[Bounding box entries]
* Start *
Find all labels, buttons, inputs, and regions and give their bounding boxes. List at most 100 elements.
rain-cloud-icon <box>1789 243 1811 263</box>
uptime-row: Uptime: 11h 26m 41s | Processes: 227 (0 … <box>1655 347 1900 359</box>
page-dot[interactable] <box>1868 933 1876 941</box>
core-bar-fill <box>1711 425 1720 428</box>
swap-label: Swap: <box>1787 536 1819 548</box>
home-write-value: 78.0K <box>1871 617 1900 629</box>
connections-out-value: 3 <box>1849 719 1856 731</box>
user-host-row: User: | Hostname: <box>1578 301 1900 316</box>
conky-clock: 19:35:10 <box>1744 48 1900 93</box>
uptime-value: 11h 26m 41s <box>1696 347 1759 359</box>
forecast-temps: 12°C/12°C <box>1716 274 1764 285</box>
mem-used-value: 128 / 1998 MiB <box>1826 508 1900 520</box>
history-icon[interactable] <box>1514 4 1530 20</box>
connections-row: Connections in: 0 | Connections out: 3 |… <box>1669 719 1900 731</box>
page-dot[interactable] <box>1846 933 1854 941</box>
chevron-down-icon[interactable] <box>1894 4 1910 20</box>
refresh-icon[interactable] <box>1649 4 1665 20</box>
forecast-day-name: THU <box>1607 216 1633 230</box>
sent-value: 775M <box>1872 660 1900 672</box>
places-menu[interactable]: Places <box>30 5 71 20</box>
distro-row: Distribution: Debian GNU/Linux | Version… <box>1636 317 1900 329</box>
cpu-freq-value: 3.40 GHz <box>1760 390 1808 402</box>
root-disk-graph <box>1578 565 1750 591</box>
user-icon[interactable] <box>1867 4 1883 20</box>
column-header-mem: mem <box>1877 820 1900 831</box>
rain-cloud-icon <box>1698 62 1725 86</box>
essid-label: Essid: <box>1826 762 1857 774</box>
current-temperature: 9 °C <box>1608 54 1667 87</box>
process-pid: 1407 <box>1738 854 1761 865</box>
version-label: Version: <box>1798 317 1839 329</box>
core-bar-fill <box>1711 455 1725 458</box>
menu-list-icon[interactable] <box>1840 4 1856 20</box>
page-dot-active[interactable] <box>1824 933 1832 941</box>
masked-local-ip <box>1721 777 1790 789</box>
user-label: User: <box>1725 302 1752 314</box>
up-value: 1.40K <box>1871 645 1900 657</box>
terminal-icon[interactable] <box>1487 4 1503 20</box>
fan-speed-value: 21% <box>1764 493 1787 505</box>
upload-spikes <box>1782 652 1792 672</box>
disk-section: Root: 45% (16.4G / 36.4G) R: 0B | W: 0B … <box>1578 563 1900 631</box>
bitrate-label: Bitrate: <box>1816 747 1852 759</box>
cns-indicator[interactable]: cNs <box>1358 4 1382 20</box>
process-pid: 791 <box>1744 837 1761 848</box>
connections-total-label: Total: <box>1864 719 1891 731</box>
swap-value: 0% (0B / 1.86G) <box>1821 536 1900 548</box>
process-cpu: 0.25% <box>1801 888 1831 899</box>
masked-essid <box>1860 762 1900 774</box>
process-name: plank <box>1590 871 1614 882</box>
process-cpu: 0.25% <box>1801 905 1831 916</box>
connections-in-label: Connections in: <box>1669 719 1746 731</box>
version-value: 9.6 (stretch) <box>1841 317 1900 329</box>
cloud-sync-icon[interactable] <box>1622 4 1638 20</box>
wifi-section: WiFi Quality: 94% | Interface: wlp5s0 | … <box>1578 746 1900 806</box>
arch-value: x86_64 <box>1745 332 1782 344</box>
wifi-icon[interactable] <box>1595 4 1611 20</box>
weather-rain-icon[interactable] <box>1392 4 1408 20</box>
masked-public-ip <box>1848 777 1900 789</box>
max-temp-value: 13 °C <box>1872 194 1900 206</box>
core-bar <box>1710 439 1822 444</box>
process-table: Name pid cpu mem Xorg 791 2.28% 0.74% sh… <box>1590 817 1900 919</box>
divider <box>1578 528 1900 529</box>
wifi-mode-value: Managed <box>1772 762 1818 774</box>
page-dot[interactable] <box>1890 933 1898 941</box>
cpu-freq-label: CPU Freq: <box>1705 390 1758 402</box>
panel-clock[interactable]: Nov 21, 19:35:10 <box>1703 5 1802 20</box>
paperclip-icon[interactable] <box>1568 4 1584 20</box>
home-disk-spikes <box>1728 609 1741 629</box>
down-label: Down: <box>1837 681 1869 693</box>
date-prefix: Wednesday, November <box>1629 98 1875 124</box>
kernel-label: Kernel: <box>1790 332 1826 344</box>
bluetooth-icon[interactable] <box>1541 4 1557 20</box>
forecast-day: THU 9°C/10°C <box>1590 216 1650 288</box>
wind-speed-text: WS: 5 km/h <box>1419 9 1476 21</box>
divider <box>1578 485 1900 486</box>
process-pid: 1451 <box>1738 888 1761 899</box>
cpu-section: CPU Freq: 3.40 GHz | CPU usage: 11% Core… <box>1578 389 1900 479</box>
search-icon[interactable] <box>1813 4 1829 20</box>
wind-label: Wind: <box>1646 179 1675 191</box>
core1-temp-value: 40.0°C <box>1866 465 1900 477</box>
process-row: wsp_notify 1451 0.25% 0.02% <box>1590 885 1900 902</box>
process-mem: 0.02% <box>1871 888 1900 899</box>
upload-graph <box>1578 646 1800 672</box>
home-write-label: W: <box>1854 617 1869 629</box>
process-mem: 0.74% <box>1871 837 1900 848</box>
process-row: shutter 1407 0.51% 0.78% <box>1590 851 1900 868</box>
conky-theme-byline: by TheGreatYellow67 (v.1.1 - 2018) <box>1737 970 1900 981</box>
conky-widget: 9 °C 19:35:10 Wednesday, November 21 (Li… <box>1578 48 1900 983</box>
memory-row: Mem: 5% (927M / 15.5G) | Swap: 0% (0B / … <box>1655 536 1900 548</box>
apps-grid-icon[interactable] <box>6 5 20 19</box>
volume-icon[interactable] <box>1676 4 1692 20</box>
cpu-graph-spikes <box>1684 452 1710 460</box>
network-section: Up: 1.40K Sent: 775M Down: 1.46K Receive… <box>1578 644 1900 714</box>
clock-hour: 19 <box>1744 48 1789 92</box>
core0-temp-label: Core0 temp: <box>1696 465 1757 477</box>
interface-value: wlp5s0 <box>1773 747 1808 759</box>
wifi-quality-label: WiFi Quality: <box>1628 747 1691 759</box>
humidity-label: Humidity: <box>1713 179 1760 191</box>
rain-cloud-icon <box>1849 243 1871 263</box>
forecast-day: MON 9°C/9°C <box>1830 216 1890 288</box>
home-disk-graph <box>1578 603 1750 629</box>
* End *
TO BE DONE: Replace "bounding boxes" with "box coordinates" in the items running from the first line through the line holding "core-bar-fill <box>1711 425 1720 428</box>", inclusive. Rewrite only those lines and leave everything else in them unchanged.

COMPLETE OUTPUT:
Find all labels, buttons, inputs, and regions and give their box coordinates. List at most 100 elements.
rain-cloud-icon <box>1789 243 1811 263</box>
uptime-row: Uptime: 11h 26m 41s | Processes: 227 (0 … <box>1655 347 1900 359</box>
page-dot[interactable] <box>1868 933 1876 941</box>
core-bar-fill <box>1711 425 1720 428</box>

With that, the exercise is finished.